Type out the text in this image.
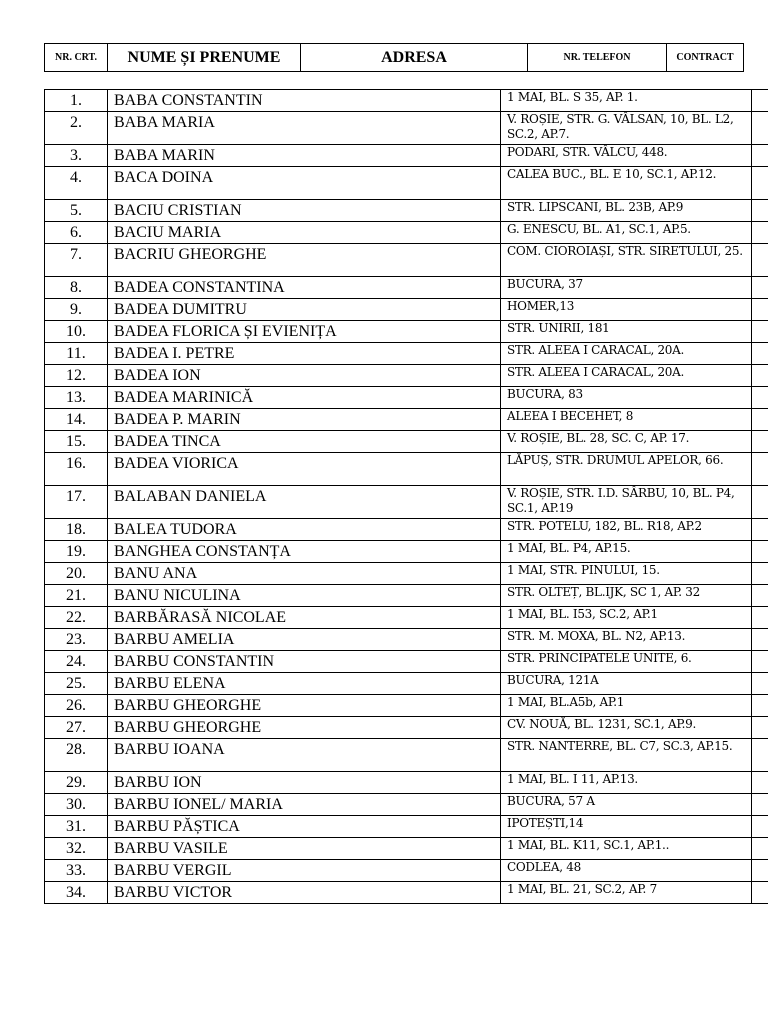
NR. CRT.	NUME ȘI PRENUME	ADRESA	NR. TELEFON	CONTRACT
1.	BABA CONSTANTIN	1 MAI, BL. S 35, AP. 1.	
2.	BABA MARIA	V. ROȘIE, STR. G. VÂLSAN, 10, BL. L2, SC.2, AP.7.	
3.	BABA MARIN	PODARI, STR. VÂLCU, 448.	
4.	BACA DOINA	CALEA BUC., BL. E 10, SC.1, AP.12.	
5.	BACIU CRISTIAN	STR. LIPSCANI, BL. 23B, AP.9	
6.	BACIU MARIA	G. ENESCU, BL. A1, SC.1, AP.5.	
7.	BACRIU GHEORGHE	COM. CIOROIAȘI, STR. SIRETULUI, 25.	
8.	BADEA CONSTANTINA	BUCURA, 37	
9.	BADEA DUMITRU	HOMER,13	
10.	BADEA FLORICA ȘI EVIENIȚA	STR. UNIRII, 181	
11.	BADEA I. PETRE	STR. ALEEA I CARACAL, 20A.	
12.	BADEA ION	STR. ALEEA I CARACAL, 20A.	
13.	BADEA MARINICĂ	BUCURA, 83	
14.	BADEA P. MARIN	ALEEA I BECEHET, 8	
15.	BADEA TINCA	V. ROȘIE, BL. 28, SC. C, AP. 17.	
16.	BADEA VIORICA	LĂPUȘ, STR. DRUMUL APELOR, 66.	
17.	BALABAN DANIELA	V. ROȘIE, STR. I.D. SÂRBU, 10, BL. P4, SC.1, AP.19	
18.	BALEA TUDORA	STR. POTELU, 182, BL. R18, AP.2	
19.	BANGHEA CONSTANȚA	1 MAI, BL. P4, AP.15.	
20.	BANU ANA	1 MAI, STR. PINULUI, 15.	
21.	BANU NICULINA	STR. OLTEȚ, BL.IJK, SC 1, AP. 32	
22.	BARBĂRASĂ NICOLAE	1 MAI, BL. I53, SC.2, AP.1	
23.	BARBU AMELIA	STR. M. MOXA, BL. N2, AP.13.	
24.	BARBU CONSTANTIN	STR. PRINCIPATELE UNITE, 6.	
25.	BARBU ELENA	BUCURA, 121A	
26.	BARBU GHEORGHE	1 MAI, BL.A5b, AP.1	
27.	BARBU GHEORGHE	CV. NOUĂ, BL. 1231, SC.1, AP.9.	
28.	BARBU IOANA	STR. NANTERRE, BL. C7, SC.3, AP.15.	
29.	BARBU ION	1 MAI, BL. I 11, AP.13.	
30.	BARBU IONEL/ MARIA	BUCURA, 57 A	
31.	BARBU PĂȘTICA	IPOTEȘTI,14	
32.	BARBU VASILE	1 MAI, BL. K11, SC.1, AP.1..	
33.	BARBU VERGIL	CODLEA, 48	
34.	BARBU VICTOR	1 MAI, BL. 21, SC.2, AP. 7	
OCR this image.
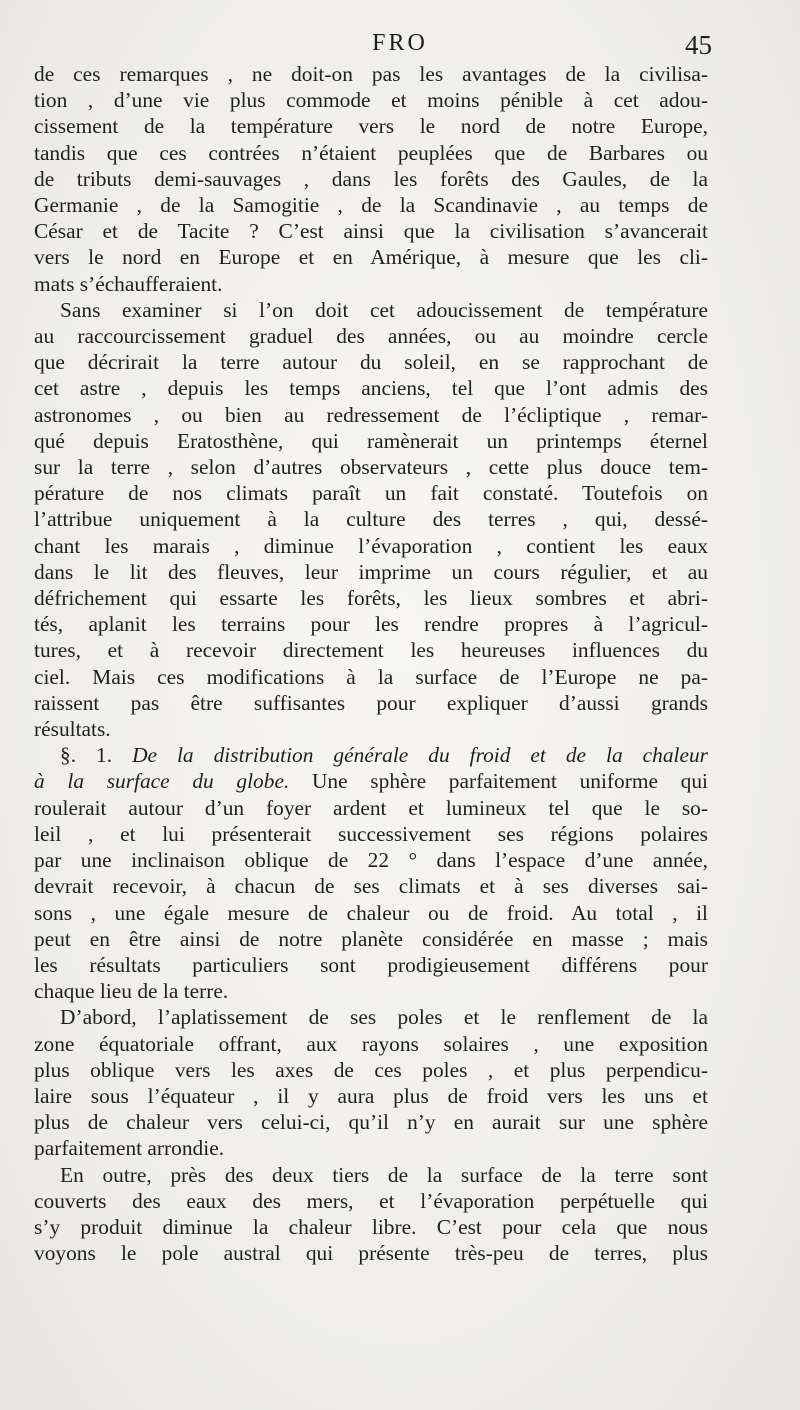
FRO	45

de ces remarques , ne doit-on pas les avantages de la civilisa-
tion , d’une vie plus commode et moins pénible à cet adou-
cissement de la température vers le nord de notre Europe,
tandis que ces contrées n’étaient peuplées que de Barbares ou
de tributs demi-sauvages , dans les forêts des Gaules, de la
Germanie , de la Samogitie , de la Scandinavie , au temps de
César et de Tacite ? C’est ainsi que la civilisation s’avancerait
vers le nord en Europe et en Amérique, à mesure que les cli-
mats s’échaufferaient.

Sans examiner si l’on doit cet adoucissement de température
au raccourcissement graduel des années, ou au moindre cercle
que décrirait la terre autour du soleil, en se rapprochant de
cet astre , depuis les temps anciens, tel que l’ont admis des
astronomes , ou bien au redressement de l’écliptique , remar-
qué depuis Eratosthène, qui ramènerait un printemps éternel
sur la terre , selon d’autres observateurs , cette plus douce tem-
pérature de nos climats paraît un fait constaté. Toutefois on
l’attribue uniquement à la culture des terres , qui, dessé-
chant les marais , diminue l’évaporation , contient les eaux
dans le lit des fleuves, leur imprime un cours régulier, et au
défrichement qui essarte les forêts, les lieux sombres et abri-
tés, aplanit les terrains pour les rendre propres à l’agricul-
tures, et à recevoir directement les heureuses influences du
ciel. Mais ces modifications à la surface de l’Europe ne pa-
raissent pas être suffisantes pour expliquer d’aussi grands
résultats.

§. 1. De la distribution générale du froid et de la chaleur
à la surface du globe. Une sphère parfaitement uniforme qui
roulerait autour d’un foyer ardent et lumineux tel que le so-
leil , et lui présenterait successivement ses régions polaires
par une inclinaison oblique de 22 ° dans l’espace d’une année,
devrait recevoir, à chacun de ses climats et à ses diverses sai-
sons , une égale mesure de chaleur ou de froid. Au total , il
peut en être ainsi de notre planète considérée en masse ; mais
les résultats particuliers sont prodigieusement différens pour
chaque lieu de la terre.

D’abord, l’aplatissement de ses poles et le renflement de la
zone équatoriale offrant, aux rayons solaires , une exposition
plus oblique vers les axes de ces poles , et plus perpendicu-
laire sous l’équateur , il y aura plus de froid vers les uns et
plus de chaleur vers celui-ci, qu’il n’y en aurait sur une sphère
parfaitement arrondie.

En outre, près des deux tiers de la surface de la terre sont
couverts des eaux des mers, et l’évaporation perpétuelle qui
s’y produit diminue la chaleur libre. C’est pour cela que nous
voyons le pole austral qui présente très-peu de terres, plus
_ _ _
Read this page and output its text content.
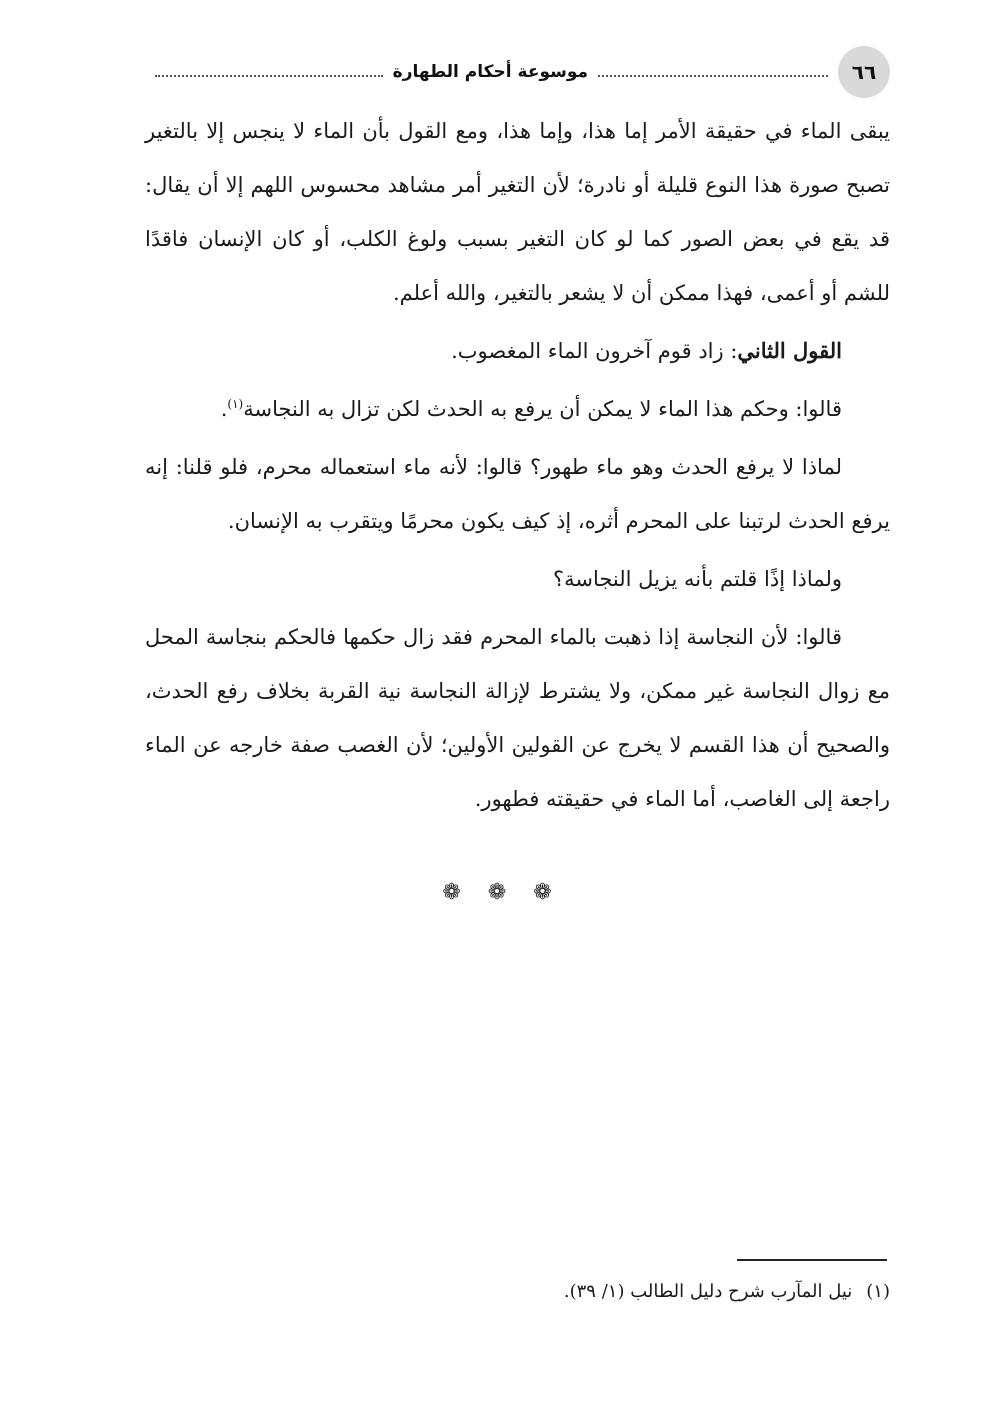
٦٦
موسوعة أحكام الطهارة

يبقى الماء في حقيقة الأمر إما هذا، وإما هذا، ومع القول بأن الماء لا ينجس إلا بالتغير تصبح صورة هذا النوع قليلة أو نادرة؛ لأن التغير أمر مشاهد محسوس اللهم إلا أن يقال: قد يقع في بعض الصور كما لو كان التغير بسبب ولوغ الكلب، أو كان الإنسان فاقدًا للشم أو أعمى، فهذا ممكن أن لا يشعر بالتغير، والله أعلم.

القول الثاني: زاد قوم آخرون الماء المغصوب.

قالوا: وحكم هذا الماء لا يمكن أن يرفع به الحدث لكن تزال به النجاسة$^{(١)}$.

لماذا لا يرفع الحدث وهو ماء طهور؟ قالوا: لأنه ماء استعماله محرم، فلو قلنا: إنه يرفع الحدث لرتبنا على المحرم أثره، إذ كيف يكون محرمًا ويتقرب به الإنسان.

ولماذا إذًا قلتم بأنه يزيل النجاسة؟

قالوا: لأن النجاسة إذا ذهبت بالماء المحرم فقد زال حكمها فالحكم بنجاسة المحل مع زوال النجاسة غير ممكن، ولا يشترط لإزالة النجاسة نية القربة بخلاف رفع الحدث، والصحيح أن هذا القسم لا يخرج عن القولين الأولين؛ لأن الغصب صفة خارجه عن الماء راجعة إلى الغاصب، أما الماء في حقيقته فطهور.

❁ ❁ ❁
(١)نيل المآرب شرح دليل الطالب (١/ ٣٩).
_ _ _
## YOUR GOAL
Copy out each line of the records that holds the string "forêts".

## WRITTEN ANSWER
de tributs demi-sauvages , dans les forêts des Gaules, de la
défrichement qui essarte les forêts, les lieux sombres et abri-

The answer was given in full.